→ What you will do: Exactly as given, repeat all of the entries.

(begin)

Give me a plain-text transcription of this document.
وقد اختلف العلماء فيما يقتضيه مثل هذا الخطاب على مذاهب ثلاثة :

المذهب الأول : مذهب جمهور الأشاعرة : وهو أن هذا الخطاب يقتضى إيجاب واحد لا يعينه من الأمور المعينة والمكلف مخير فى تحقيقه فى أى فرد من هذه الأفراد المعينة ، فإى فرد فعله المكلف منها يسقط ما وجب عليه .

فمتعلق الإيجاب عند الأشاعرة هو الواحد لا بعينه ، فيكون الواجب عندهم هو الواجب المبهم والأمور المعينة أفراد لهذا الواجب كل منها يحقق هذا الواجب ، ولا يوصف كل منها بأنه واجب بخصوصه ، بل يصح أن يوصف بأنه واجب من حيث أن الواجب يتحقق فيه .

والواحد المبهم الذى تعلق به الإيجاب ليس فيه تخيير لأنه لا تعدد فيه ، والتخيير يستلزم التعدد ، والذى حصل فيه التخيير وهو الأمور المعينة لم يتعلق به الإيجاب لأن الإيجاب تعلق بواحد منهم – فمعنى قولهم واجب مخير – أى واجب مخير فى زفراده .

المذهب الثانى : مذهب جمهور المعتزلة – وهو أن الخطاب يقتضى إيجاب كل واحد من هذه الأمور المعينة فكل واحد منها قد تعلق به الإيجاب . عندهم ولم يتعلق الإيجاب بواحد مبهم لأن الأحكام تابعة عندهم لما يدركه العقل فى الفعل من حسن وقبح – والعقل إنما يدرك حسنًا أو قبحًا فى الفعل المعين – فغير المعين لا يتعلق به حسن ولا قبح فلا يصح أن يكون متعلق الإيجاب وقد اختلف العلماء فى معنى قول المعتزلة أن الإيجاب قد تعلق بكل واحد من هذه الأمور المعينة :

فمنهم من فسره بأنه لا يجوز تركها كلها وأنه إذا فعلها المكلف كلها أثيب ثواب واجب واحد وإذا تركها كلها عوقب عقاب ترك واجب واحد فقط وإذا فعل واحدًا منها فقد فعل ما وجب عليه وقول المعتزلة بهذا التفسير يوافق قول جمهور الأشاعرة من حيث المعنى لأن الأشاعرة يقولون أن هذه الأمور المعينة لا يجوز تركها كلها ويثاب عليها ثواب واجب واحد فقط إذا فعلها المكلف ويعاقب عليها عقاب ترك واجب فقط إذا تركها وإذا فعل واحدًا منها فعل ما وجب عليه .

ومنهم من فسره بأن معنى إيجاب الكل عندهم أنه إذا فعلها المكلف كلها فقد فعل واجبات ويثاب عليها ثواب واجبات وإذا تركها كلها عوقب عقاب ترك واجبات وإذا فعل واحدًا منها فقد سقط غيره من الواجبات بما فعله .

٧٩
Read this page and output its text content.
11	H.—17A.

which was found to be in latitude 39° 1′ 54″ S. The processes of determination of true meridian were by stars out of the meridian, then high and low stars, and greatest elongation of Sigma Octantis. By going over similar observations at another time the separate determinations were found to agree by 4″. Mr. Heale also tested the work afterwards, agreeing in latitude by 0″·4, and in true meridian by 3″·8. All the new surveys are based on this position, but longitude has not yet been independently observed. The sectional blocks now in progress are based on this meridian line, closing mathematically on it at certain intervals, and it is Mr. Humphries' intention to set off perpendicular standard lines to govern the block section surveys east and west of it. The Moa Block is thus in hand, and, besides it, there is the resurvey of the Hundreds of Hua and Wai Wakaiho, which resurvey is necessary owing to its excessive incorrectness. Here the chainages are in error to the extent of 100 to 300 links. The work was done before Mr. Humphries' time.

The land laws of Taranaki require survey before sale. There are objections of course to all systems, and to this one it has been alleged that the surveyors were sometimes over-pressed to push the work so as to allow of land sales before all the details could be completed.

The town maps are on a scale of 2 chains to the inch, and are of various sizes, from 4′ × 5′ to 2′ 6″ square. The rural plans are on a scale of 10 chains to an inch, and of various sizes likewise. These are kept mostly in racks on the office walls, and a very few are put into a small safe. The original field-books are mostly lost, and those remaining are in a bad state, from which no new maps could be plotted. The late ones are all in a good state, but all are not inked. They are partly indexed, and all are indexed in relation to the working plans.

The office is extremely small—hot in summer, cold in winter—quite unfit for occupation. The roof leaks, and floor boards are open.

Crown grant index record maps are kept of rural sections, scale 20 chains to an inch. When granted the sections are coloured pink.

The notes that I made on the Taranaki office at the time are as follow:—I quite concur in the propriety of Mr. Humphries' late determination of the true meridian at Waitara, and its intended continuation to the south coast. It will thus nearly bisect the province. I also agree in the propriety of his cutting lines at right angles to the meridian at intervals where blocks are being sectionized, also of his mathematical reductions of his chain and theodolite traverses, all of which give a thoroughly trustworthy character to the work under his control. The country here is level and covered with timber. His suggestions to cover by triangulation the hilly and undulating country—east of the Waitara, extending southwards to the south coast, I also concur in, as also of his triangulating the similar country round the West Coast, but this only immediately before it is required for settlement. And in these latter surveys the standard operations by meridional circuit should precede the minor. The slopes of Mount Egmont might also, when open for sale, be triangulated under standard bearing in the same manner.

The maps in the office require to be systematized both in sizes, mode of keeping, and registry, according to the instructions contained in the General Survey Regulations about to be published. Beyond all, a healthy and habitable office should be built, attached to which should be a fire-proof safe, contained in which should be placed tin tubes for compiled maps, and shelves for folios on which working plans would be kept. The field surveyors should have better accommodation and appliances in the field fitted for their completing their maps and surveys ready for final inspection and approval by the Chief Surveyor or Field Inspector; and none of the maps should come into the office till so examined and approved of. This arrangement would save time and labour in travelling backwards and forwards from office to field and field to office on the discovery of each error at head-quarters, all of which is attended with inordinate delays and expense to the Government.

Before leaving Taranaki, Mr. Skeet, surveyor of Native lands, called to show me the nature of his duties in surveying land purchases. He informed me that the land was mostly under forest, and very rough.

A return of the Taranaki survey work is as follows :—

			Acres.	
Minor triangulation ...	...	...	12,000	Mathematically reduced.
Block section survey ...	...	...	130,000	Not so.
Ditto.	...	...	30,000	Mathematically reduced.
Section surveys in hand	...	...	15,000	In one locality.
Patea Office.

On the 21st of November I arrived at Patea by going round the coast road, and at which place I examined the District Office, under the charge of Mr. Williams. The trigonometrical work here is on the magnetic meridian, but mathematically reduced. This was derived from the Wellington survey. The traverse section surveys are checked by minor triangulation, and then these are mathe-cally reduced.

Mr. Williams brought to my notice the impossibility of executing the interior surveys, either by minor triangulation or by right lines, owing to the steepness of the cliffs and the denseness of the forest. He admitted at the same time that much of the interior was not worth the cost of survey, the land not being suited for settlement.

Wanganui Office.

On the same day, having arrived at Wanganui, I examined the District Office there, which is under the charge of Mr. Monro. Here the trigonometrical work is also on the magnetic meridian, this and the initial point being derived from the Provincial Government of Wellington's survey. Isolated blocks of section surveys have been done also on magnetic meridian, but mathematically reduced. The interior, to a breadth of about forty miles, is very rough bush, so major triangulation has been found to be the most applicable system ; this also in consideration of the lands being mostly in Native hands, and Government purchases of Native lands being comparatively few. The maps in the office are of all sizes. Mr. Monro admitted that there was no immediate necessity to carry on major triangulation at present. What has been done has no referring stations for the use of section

(end)

→ Solution for this task:
Give me a plain-text transcription of this document.
وقد اختلف العلماء فيما يقتضيه مثل هذا الخطاب على مذاهب ثلاثة :

المذهب الأول : مذهب جمهور الأشاعرة : وهو أن هذا الخطاب يقتضى إيجاب واحد لا يعينه من الأمور المعينة والمكلف مخير فى تحقيقه فى أى فرد من هذه الأفراد المعينة ، فإى فرد فعله المكلف منها يسقط ما وجب عليه .

فمتعلق الإيجاب عند الأشاعرة هو الواحد لا بعينه ، فيكون الواجب عندهم هو الواجب المبهم والأمور المعينة أفراد لهذا الواجب كل منها يحقق هذا الواجب ، ولا يوصف كل منها بأنه واجب بخصوصه ، بل يصح أن يوصف بأنه واجب من حيث أن الواجب يتحقق فيه .

والواحد المبهم الذى تعلق به الإيجاب ليس فيه تخيير لأنه لا تعدد فيه ، والتخيير يستلزم التعدد ، والذى حصل فيه التخيير وهو الأمور المعينة لم يتعلق به الإيجاب لأن الإيجاب تعلق بواحد منهم – فمعنى قولهم واجب مخير – أى واجب مخير فى زفراده .

المذهب الثانى : مذهب جمهور المعتزلة – وهو أن الخطاب يقتضى إيجاب كل واحد من هذه الأمور المعينة فكل واحد منها قد تعلق به الإيجاب . عندهم ولم يتعلق الإيجاب بواحد مبهم لأن الأحكام تابعة عندهم لما يدركه العقل فى الفعل من حسن وقبح – والعقل إنما يدرك حسنًا أو قبحًا فى الفعل المعين – فغير المعين لا يتعلق به حسن ولا قبح فلا يصح أن يكون متعلق الإيجاب وقد اختلف العلماء فى معنى قول المعتزلة أن الإيجاب قد تعلق بكل واحد من هذه الأمور المعينة :

فمنهم من فسره بأنه لا يجوز تركها كلها وأنه إذا فعلها المكلف كلها أثيب ثواب واجب واحد وإذا تركها كلها عوقب عقاب ترك واجب واحد فقط وإذا فعل واحدًا منها فقد فعل ما وجب عليه وقول المعتزلة بهذا التفسير يوافق قول جمهور الأشاعرة من حيث المعنى لأن الأشاعرة يقولون أن هذه الأمور المعينة لا يجوز تركها كلها ويثاب عليها ثواب واجب واحد فقط إذا فعلها المكلف ويعاقب عليها عقاب ترك واجب فقط إذا تركها وإذا فعل واحدًا منها فعل ما وجب عليه .

ومنهم من فسره بأن معنى إيجاب الكل عندهم أنه إذا فعلها المكلف كلها فقد فعل واجبات ويثاب عليها ثواب واجبات وإذا تركها كلها عوقب عقاب ترك واجبات وإذا فعل واحدًا منها فقد سقط غيره من الواجبات بما فعله .

٧٩
Read this page and output its text content.
11	H.—17A.

which was found to be in latitude 39° 1′ 54″ S. The processes of determination of true meridian were by stars out of the meridian, then high and low stars, and greatest elongation of Sigma Octantis. By going over similar observations at another time the separate determinations were found to agree by 4″. Mr. Heale also tested the work afterwards, agreeing in latitude by 0″·4, and in true meridian by 3″·8. All the new surveys are based on this position, but longitude has not yet been independently observed. The sectional blocks now in progress are based on this meridian line, closing mathematically on it at certain intervals, and it is Mr. Humphries' intention to set off perpendicular standard lines to govern the block section surveys east and west of it. The Moa Block is thus in hand, and, besides it, there is the resurvey of the Hundreds of Hua and Wai Wakaiho, which resurvey is necessary owing to its excessive incorrectness. Here the chainages are in error to the extent of 100 to 300 links. The work was done before Mr. Humphries' time.

The land laws of Taranaki require survey before sale. There are objections of course to all systems, and to this one it has been alleged that the surveyors were sometimes over-pressed to push the work so as to allow of land sales before all the details could be completed.

The town maps are on a scale of 2 chains to the inch, and are of various sizes, from 4′ × 5′ to 2′ 6″ square. The rural plans are on a scale of 10 chains to an inch, and of various sizes likewise. These are kept mostly in racks on the office walls, and a very few are put into a small safe. The original field-books are mostly lost, and those remaining are in a bad state, from which no new maps could be plotted. The late ones are all in a good state, but all are not inked. They are partly indexed, and all are indexed in relation to the working plans.

The office is extremely small—hot in summer, cold in winter—quite unfit for occupation. The roof leaks, and floor boards are open.

Crown grant index record maps are kept of rural sections, scale 20 chains to an inch. When granted the sections are coloured pink.

The notes that I made on the Taranaki office at the time are as follow:—I quite concur in the propriety of Mr. Humphries' late determination of the true meridian at Waitara, and its intended continuation to the south coast. It will thus nearly bisect the province. I also agree in the propriety of his cutting lines at right angles to the meridian at intervals where blocks are being sectionized, also of his mathematical reductions of his chain and theodolite traverses, all of which give a thoroughly trustworthy character to the work under his control. The country here is level and covered with timber. His suggestions to cover by triangulation the hilly and undulating country—east of the Waitara, extending southwards to the south coast, I also concur in, as also of his triangulating the similar country round the West Coast, but this only immediately before it is required for settlement. And in these latter surveys the standard operations by meridional circuit should precede the minor. The slopes of Mount Egmont might also, when open for sale, be triangulated under standard bearing in the same manner.

The maps in the office require to be systematized both in sizes, mode of keeping, and registry, according to the instructions contained in the General Survey Regulations about to be published. Beyond all, a healthy and habitable office should be built, attached to which should be a fire-proof safe, contained in which should be placed tin tubes for compiled maps, and shelves for folios on which working plans would be kept. The field surveyors should have better accommodation and appliances in the field fitted for their completing their maps and surveys ready for final inspection and approval by the Chief Surveyor or Field Inspector; and none of the maps should come into the office till so examined and approved of. This arrangement would save time and labour in travelling backwards and forwards from office to field and field to office on the discovery of each error at head-quarters, all of which is attended with inordinate delays and expense to the Government.

Before leaving Taranaki, Mr. Skeet, surveyor of Native lands, called to show me the nature of his duties in surveying land purchases. He informed me that the land was mostly under forest, and very rough.

A return of the Taranaki survey work is as follows :—

			Acres.	
Minor triangulation ...	...	...	12,000	Mathematically reduced.
Block section survey ...	...	...	130,000	Not so.
Ditto.	...	...	30,000	Mathematically reduced.
Section surveys in hand	...	...	15,000	In one locality.
Patea Office.

On the 21st of November I arrived at Patea by going round the coast road, and at which place I examined the District Office, under the charge of Mr. Williams. The trigonometrical work here is on the magnetic meridian, but mathematically reduced. This was derived from the Wellington survey. The traverse section surveys are checked by minor triangulation, and then these are mathe-cally reduced.

Mr. Williams brought to my notice the impossibility of executing the interior surveys, either by minor triangulation or by right lines, owing to the steepness of the cliffs and the denseness of the forest. He admitted at the same time that much of the interior was not worth the cost of survey, the land not being suited for settlement.

Wanganui Office.

On the same day, having arrived at Wanganui, I examined the District Office there, which is under the charge of Mr. Monro. Here the trigonometrical work is also on the magnetic meridian, this and the initial point being derived from the Provincial Government of Wellington's survey. Isolated blocks of section surveys have been done also on magnetic meridian, but mathematically reduced. The interior, to a breadth of about forty miles, is very rough bush, so major triangulation has been found to be the most applicable system ; this also in consideration of the lands being mostly in Native hands, and Government purchases of Native lands being comparatively few. The maps in the office are of all sizes. Mr. Monro admitted that there was no immediate necessity to carry on major triangulation at present. What has been done has no referring stations for the use of section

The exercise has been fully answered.